■ **What is expected**:
Using the listing below, extract each line that has the word "color" in it.

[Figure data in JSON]
########

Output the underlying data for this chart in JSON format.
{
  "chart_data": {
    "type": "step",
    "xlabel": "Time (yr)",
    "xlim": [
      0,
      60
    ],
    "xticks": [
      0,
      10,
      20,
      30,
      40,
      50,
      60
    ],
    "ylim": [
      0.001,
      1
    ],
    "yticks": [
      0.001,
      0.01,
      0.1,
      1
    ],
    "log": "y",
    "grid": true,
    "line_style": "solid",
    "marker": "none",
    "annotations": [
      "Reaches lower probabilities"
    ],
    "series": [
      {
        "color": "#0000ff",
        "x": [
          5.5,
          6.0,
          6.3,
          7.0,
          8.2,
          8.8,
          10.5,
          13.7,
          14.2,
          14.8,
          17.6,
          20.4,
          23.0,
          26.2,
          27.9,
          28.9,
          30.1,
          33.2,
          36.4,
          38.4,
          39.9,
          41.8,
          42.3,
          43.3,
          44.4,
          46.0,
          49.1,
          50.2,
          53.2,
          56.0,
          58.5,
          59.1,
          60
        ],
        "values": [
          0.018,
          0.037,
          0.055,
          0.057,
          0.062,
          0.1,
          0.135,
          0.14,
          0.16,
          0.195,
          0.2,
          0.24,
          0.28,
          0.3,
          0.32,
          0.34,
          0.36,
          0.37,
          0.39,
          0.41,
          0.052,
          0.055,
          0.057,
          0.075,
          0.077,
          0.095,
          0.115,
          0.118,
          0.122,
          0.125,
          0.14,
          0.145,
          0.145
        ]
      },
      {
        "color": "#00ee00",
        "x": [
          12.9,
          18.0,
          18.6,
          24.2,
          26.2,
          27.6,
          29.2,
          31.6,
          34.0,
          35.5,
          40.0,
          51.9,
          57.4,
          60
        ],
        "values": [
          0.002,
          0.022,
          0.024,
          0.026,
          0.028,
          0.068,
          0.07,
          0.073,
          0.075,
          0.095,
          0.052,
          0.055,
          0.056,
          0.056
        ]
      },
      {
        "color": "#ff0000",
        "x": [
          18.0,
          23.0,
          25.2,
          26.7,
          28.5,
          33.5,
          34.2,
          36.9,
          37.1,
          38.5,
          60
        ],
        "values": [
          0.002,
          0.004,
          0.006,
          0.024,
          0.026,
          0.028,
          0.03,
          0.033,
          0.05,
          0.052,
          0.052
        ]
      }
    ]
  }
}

########

■ **Response to this task**:
        "color": "#0000ff",
        "color": "#00ee00",
        "color": "#ff0000",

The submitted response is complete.